■ What the task asks ■
Please transcribe the data below exactly. Leave the pictures out.

▬▬▬▬▬▬

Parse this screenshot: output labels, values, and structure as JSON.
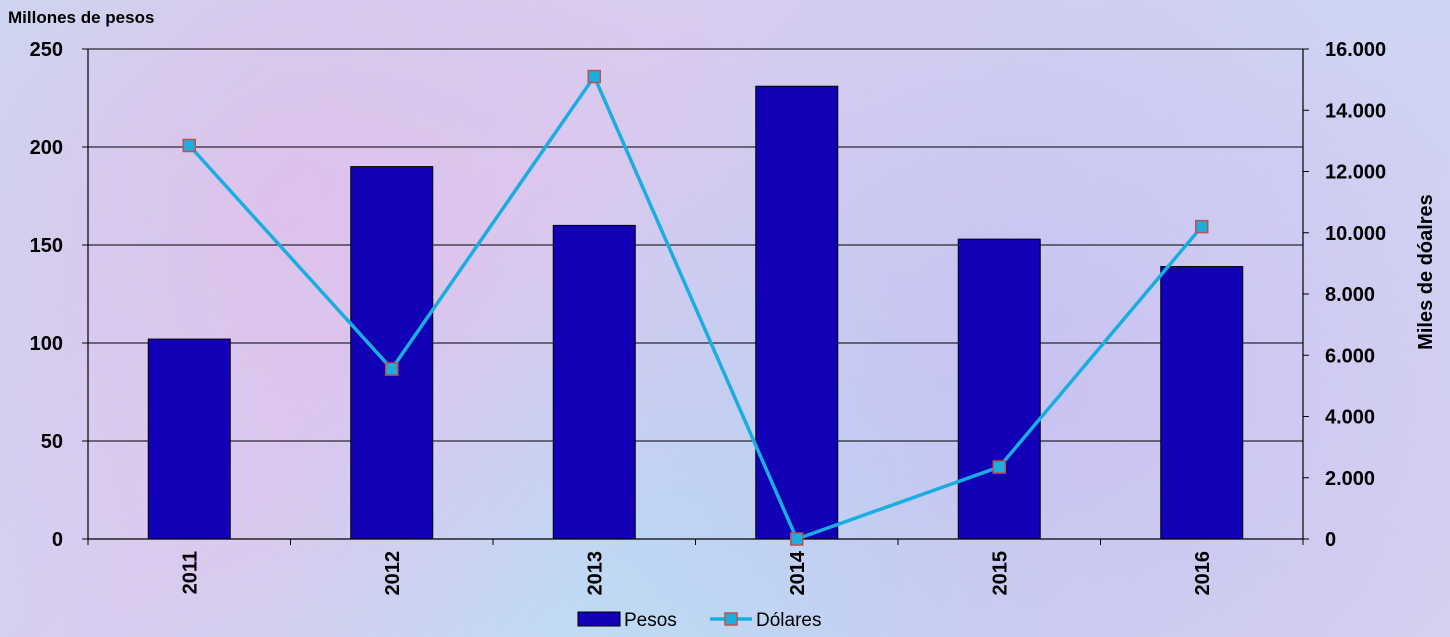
{
  "chart_data": {
    "type": "bar",
    "categories": [
      "2011",
      "2012",
      "2013",
      "2014",
      "2015",
      "2016"
    ],
    "series": [
      {
        "name": "Pesos",
        "type": "bar",
        "axis": "left",
        "values": [
          102,
          190,
          160,
          231,
          153,
          139
        ],
        "color": "#1100b5"
      },
      {
        "name": "Dólares",
        "type": "line",
        "axis": "right",
        "values": [
          12850,
          5550,
          15100,
          0,
          2350,
          10200
        ],
        "color": "#1aaee0",
        "marker_fill": "#1aaee0",
        "marker_edge": "#c0504d"
      }
    ],
    "ylabel": "Millones de pesos",
    "y2label": "Miles de dóalres",
    "ylim": [
      0,
      250
    ],
    "y2lim": [
      0,
      16000
    ],
    "yticks": [
      "0",
      "50",
      "100",
      "150",
      "200",
      "250"
    ],
    "y2ticks": [
      "0",
      "2.000",
      "4.000",
      "6.000",
      "8.000",
      "10.000",
      "12.000",
      "14.000",
      "16.000"
    ],
    "grid": true,
    "legend": "bottom-center"
  }
}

▬▬▬▬▬▬

■ Correct response ■
Parse this screenshot: output labels, values, and structure as JSON.
{
  "chart_data": {
    "type": "bar",
    "categories": [
      "2011",
      "2012",
      "2013",
      "2014",
      "2015",
      "2016"
    ],
    "series": [
      {
        "name": "Pesos",
        "type": "bar",
        "axis": "left",
        "values": [
          102,
          190,
          160,
          231,
          153,
          139
        ],
        "color": "#1100b5"
      },
      {
        "name": "Dólares",
        "type": "line",
        "axis": "right",
        "values": [
          12850,
          5550,
          15100,
          0,
          2350,
          10200
        ],
        "color": "#1aaee0",
        "marker_fill": "#1aaee0",
        "marker_edge": "#c0504d"
      }
    ],
    "ylabel": "Millones de pesos",
    "y2label": "Miles de dóalres",
    "ylim": [
      0,
      250
    ],
    "y2lim": [
      0,
      16000
    ],
    "yticks": [
      "0",
      "50",
      "100",
      "150",
      "200",
      "250"
    ],
    "y2ticks": [
      "0",
      "2.000",
      "4.000",
      "6.000",
      "8.000",
      "10.000",
      "12.000",
      "14.000",
      "16.000"
    ],
    "grid": true,
    "legend": "bottom-center"
  }
}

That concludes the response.